__DATA SHOWN__
______
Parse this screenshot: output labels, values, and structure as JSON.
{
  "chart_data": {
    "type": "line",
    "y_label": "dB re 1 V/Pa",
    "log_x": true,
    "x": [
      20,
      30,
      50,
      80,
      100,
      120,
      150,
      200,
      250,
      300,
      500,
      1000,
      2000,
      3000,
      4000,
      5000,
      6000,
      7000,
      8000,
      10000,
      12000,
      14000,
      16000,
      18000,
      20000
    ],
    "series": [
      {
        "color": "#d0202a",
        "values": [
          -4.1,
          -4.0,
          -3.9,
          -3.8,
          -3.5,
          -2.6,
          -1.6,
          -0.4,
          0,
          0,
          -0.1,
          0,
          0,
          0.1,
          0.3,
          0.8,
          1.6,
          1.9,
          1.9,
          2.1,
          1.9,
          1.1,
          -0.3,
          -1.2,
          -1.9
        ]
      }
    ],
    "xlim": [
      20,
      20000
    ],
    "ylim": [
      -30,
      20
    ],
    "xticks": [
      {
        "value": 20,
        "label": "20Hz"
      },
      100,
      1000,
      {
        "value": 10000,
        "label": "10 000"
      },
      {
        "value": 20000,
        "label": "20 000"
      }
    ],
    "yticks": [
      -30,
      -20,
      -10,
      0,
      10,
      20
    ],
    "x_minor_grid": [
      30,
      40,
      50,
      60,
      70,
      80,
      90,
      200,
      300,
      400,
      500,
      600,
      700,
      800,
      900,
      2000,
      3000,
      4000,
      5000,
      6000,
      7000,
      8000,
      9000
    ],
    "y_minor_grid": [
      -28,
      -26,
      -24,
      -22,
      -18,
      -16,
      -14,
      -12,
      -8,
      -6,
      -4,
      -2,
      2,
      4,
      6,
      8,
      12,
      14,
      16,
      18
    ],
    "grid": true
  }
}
______
__EXERCISE OBJECTIVE__
Find each line in the records holding the string "values" and show it.

__REPLY TO THE TASK__
Parse this screenshot: output labels, values, and structure as JSON.
        "values": [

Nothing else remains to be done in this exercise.